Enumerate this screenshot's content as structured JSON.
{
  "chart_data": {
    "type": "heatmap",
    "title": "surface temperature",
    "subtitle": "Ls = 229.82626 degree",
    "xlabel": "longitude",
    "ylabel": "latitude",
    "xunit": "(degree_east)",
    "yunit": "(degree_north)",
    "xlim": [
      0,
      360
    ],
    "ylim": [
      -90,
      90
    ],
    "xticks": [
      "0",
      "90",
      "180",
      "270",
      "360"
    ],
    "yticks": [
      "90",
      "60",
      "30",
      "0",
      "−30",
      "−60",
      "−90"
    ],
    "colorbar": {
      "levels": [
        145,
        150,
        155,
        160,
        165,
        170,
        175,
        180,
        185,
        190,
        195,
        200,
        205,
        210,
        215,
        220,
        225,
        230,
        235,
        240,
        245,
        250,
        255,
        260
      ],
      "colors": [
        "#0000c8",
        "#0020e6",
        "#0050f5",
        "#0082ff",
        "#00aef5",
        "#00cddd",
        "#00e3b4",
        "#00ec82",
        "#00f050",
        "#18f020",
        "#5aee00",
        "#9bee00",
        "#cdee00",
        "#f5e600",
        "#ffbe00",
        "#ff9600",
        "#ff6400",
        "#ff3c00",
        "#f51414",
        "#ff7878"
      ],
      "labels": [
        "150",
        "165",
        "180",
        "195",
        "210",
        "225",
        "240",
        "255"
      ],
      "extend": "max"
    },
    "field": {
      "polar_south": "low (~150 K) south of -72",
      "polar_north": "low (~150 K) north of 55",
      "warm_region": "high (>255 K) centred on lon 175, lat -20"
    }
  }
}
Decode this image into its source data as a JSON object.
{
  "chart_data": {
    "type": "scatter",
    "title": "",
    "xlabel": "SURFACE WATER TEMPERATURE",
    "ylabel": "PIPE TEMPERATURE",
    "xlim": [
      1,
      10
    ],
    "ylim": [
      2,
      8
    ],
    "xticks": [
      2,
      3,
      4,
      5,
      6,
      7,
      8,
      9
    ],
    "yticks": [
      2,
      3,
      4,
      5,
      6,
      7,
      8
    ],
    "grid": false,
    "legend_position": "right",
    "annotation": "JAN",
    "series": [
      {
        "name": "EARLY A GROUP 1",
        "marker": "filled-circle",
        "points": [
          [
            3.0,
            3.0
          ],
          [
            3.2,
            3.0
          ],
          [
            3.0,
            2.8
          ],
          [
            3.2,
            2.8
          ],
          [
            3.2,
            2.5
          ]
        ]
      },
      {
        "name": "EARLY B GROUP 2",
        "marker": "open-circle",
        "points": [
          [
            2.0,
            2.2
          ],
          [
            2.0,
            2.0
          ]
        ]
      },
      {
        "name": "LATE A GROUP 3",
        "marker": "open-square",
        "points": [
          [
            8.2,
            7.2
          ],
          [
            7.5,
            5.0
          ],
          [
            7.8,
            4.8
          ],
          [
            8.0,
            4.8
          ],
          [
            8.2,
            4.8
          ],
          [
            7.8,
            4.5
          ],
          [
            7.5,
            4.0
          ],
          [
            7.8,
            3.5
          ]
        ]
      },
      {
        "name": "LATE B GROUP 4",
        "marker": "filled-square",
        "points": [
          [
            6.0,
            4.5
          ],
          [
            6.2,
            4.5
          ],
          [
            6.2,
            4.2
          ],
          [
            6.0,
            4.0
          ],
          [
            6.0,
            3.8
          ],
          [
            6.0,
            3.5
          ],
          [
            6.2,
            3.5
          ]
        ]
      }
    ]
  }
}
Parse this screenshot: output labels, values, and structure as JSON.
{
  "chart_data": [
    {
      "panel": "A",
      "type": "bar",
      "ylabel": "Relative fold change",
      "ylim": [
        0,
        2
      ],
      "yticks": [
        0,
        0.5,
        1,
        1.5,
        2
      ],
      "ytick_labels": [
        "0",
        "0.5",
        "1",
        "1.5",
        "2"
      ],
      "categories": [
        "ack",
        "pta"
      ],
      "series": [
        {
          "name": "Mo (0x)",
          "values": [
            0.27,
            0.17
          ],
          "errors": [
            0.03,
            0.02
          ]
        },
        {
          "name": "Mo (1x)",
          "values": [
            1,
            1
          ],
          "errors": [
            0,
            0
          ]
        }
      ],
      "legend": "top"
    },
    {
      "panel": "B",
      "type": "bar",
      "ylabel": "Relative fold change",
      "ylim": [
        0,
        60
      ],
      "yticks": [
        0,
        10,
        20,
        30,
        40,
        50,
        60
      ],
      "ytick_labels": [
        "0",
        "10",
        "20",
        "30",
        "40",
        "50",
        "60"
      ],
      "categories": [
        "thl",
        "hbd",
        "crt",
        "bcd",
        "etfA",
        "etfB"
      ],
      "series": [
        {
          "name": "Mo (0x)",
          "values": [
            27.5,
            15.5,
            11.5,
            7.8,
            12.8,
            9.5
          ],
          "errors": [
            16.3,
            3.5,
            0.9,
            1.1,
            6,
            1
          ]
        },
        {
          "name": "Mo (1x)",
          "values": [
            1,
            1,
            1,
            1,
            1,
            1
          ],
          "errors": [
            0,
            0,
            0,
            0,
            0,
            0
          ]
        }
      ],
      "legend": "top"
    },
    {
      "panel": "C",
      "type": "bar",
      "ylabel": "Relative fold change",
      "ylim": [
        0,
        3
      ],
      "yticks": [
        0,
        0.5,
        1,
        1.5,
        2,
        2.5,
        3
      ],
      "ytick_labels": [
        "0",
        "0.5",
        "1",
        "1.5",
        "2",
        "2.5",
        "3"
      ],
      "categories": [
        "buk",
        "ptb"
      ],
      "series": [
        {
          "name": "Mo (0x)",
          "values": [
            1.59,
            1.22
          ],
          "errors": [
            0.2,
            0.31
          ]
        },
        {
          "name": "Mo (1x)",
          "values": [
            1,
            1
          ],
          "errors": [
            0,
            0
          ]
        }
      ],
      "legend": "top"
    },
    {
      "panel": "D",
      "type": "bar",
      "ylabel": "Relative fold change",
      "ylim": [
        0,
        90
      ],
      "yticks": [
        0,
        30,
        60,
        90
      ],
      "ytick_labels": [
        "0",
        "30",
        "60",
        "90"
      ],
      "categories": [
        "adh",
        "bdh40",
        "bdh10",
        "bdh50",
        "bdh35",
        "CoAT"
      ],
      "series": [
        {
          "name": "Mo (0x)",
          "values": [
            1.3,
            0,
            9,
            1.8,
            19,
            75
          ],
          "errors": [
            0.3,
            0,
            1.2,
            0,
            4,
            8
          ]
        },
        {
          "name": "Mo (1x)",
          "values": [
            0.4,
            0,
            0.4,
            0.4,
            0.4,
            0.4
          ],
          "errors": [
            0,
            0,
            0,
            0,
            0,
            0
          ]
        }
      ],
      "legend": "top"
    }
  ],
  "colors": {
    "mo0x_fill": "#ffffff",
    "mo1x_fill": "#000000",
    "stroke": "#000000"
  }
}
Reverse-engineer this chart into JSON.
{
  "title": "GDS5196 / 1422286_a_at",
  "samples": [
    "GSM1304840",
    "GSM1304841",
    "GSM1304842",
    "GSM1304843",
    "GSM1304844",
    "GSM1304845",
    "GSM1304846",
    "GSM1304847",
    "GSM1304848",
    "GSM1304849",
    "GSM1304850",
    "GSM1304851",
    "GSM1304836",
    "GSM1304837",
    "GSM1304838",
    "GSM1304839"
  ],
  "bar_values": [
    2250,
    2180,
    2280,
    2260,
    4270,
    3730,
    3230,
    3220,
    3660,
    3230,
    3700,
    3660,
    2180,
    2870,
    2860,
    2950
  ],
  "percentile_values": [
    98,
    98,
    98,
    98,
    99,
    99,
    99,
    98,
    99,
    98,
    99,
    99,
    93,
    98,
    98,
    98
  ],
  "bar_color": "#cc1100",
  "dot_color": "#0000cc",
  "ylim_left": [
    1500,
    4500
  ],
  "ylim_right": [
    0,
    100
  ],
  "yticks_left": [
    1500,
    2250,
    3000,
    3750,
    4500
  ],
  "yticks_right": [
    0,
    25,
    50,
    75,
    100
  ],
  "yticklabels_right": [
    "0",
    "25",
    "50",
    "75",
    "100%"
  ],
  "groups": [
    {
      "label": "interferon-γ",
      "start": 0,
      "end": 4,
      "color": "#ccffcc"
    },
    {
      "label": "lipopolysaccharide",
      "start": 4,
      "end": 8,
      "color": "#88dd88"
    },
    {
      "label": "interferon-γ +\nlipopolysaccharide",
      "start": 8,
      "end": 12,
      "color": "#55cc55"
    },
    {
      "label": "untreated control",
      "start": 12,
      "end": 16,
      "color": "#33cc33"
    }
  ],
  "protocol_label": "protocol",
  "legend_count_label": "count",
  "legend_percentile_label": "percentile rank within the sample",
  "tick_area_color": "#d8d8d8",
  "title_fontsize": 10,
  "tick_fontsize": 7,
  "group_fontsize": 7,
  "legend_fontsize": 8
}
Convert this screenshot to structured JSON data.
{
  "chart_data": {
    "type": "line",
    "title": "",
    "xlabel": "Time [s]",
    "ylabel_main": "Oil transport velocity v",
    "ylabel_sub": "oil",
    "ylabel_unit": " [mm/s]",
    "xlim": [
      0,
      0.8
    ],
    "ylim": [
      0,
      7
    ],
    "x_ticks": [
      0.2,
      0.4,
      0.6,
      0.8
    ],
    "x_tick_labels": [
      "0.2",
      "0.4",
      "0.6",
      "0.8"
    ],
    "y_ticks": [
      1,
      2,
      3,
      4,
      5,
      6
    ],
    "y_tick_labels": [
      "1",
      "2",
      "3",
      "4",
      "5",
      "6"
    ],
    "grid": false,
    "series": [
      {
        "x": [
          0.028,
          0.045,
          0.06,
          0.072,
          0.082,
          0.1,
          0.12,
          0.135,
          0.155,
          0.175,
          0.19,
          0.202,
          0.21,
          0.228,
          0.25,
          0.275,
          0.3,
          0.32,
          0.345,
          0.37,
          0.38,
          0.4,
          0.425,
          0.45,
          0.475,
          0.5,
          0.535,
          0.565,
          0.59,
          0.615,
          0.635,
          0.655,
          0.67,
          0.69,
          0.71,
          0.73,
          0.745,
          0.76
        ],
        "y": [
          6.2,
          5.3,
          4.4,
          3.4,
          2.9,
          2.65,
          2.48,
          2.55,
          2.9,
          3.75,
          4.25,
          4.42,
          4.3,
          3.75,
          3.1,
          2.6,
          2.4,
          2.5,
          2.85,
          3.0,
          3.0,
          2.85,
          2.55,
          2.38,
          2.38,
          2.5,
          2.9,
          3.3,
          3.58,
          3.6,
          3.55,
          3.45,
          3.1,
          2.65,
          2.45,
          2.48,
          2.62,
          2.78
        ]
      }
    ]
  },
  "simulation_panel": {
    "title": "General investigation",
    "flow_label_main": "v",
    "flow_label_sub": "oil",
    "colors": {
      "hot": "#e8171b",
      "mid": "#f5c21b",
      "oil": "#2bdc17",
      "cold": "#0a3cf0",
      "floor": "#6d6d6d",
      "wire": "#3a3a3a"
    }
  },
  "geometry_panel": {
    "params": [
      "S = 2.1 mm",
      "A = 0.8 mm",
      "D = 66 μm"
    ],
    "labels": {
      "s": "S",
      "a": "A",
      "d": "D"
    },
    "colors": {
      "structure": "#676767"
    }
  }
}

□ □ □ □ □

▸ What the task requires:
Each line that has the word "xlabel" should be copied.

▸ Response to this task:
    "xlabel": "longitude",
    "xlabel": "SURFACE WATER TEMPERATURE",
    "xlabel": "Time [s]",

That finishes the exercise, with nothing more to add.